* Your goal:
Look for "Genotype" in the listing below. Gather each line that contains it.
------------------------------------------------------------
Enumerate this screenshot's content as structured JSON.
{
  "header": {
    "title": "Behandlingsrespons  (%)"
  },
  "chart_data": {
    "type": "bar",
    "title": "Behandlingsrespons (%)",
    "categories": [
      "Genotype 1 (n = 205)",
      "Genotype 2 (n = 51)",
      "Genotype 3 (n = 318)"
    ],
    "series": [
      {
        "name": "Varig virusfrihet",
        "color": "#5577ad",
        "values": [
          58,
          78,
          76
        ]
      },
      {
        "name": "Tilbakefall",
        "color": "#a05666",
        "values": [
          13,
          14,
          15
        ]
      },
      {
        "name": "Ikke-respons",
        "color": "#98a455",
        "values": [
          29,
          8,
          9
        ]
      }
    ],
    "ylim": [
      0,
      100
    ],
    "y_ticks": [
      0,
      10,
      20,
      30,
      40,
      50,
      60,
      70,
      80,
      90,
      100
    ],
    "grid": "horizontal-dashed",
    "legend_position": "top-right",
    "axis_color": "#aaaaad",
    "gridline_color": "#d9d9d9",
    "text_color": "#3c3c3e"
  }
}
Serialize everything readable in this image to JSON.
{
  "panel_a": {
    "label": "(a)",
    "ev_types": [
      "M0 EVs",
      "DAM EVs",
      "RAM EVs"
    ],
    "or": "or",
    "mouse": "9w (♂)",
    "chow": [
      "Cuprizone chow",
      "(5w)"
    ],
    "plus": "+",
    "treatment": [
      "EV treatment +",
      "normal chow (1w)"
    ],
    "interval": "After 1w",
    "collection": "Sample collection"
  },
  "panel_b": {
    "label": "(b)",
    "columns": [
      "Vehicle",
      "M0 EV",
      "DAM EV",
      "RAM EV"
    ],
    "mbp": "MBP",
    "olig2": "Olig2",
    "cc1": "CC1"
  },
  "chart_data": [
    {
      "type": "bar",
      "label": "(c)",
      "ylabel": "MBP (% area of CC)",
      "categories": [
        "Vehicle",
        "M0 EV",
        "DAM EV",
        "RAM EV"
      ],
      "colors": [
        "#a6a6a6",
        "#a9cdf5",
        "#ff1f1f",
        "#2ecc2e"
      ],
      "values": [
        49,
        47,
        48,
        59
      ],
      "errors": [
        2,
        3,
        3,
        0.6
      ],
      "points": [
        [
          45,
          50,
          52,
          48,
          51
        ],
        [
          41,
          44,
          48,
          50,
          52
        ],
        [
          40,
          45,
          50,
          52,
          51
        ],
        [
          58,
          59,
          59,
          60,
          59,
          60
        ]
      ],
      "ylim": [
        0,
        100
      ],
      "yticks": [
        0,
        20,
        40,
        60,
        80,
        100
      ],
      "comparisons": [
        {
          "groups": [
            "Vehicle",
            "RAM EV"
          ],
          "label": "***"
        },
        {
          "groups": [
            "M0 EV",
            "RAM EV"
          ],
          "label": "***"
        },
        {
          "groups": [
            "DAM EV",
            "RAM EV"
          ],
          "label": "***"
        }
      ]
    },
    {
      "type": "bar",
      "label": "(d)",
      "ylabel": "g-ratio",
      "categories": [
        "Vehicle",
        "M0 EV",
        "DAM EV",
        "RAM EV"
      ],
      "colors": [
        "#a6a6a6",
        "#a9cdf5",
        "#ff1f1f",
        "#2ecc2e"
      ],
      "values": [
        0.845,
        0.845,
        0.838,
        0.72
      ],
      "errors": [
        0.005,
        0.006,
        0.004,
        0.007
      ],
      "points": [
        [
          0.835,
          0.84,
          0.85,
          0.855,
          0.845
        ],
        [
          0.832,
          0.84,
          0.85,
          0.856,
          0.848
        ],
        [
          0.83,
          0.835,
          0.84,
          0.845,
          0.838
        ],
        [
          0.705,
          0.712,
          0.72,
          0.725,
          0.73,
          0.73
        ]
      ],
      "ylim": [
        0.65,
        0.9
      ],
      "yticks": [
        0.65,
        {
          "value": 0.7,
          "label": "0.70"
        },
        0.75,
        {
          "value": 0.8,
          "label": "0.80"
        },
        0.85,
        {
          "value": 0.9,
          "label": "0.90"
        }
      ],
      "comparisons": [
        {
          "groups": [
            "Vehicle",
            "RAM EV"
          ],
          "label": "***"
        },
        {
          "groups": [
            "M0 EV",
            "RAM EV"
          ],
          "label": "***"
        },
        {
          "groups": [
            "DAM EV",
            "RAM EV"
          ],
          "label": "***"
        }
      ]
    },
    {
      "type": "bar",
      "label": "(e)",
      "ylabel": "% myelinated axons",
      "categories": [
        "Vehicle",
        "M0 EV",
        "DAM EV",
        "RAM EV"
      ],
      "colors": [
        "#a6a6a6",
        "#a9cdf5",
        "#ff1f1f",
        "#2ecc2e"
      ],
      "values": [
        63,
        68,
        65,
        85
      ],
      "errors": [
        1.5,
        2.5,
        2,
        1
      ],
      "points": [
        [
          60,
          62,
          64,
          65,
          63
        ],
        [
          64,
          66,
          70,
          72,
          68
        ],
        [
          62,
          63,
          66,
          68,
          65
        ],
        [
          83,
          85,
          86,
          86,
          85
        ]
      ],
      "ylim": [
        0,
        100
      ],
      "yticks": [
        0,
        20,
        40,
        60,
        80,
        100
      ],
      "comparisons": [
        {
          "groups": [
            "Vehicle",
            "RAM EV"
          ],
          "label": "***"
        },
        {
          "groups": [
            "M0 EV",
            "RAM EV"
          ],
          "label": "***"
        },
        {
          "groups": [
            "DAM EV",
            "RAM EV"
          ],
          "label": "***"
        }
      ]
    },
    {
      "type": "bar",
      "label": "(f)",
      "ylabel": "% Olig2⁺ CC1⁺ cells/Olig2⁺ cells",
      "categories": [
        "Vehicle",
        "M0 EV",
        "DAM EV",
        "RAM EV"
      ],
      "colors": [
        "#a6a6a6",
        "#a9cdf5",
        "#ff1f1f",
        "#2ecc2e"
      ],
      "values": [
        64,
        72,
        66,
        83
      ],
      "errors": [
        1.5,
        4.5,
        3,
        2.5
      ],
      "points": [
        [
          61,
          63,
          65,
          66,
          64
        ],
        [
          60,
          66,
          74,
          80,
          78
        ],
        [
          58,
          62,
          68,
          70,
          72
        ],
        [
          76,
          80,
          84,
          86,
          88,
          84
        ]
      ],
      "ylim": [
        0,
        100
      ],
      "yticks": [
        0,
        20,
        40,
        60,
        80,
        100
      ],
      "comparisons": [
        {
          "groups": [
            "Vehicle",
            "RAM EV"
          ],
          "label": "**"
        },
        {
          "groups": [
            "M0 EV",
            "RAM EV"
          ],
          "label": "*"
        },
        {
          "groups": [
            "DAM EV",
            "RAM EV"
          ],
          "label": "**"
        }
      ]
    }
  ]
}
------------------------------------------------------------
* Solution:
      "Genotype 1 (n = 205)",
      "Genotype 2 (n = 51)",
      "Genotype 3 (n = 318)"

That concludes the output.